WRITTEN TASK: Set down the material once more, exactly as it appears.

[Entries from a dataset]

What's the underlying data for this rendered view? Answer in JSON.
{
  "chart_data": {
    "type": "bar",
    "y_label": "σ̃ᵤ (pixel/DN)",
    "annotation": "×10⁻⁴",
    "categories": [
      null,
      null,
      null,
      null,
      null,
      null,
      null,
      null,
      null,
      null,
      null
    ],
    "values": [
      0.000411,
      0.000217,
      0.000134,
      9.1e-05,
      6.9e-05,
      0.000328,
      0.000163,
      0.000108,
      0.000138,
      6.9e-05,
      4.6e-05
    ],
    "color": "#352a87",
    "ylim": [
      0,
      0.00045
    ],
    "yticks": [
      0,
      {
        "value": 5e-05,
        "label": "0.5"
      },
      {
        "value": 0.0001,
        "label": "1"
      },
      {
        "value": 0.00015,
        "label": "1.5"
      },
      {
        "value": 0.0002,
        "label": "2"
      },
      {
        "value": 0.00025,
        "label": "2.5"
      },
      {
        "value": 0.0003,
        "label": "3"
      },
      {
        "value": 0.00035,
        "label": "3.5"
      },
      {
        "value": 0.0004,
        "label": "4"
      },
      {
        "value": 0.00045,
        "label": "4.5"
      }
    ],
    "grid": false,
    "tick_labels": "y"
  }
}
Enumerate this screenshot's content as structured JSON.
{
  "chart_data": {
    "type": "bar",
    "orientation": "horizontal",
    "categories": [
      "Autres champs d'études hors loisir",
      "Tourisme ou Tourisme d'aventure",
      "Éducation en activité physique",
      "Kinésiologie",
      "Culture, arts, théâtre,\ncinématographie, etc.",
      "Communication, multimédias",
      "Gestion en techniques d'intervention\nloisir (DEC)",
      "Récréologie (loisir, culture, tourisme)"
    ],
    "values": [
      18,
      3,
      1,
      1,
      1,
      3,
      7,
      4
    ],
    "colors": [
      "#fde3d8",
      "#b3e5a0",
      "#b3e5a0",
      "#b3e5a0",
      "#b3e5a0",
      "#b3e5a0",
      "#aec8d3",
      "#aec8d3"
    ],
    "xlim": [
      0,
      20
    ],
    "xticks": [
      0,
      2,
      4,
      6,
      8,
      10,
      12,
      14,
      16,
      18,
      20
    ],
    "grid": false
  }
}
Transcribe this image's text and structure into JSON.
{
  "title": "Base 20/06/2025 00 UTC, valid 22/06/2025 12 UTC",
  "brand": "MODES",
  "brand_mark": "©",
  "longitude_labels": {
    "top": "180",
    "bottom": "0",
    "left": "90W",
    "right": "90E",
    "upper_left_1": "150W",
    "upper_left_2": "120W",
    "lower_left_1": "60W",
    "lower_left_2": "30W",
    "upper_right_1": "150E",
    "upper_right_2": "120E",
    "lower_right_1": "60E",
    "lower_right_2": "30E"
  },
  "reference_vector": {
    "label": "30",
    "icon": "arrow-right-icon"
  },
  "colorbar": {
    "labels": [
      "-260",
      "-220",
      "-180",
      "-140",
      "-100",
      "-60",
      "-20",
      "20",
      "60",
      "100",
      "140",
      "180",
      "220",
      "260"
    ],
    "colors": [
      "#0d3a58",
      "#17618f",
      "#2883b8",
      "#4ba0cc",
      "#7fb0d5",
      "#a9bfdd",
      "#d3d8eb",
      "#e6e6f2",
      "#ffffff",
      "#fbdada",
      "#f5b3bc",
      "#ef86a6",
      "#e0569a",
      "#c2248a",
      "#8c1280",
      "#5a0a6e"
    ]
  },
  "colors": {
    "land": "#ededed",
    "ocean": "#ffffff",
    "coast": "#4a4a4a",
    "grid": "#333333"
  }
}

REPLY TO THE EXERCISE:
What's the underlying data for this rendered view? Answer in JSON.
{
  "chart_data": {
    "type": "bar",
    "y_label": "σ̃ᵤ (pixel/DN)",
    "annotation": "×10⁻⁴",
    "categories": [
      null,
      null,
      null,
      null,
      null,
      null,
      null,
      null,
      null,
      null,
      null
    ],
    "values": [
      0.000411,
      0.000217,
      0.000134,
      9.1e-05,
      6.9e-05,
      0.000328,
      0.000163,
      0.000108,
      0.000138,
      6.9e-05,
      4.6e-05
    ],
    "color": "#352a87",
    "ylim": [
      0,
      0.00045
    ],
    "yticks": [
      0,
      {
        "value": 5e-05,
        "label": "0.5"
      },
      {
        "value": 0.0001,
        "label": "1"
      },
      {
        "value": 0.00015,
        "label": "1.5"
      },
      {
        "value": 0.0002,
        "label": "2"
      },
      {
        "value": 0.00025,
        "label": "2.5"
      },
      {
        "value": 0.0003,
        "label": "3"
      },
      {
        "value": 0.00035,
        "label": "3.5"
      },
      {
        "value": 0.0004,
        "label": "4"
      },
      {
        "value": 0.00045,
        "label": "4.5"
      }
    ],
    "grid": false,
    "tick_labels": "y"
  }
}
Enumerate this screenshot's content as structured JSON.
{
  "chart_data": {
    "type": "bar",
    "orientation": "horizontal",
    "categories": [
      "Autres champs d'études hors loisir",
      "Tourisme ou Tourisme d'aventure",
      "Éducation en activité physique",
      "Kinésiologie",
      "Culture, arts, théâtre,\ncinématographie, etc.",
      "Communication, multimédias",
      "Gestion en techniques d'intervention\nloisir (DEC)",
      "Récréologie (loisir, culture, tourisme)"
    ],
    "values": [
      18,
      3,
      1,
      1,
      1,
      3,
      7,
      4
    ],
    "colors": [
      "#fde3d8",
      "#b3e5a0",
      "#b3e5a0",
      "#b3e5a0",
      "#b3e5a0",
      "#b3e5a0",
      "#aec8d3",
      "#aec8d3"
    ],
    "xlim": [
      0,
      20
    ],
    "xticks": [
      0,
      2,
      4,
      6,
      8,
      10,
      12,
      14,
      16,
      18,
      20
    ],
    "grid": false
  }
}
Transcribe this image's text and structure into JSON.
{
  "title": "Base 20/06/2025 00 UTC, valid 22/06/2025 12 UTC",
  "brand": "MODES",
  "brand_mark": "©",
  "longitude_labels": {
    "top": "180",
    "bottom": "0",
    "left": "90W",
    "right": "90E",
    "upper_left_1": "150W",
    "upper_left_2": "120W",
    "lower_left_1": "60W",
    "lower_left_2": "30W",
    "upper_right_1": "150E",
    "upper_right_2": "120E",
    "lower_right_1": "60E",
    "lower_right_2": "30E"
  },
  "reference_vector": {
    "label": "30",
    "icon": "arrow-right-icon"
  },
  "colorbar": {
    "labels": [
      "-260",
      "-220",
      "-180",
      "-140",
      "-100",
      "-60",
      "-20",
      "20",
      "60",
      "100",
      "140",
      "180",
      "220",
      "260"
    ],
    "colors": [
      "#0d3a58",
      "#17618f",
      "#2883b8",
      "#4ba0cc",
      "#7fb0d5",
      "#a9bfdd",
      "#d3d8eb",
      "#e6e6f2",
      "#ffffff",
      "#fbdada",
      "#f5b3bc",
      "#ef86a6",
      "#e0569a",
      "#c2248a",
      "#8c1280",
      "#5a0a6e"
    ]
  },
  "colors": {
    "land": "#ededed",
    "ocean": "#ffffff",
    "coast": "#4a4a4a",
    "grid": "#333333"
  }
}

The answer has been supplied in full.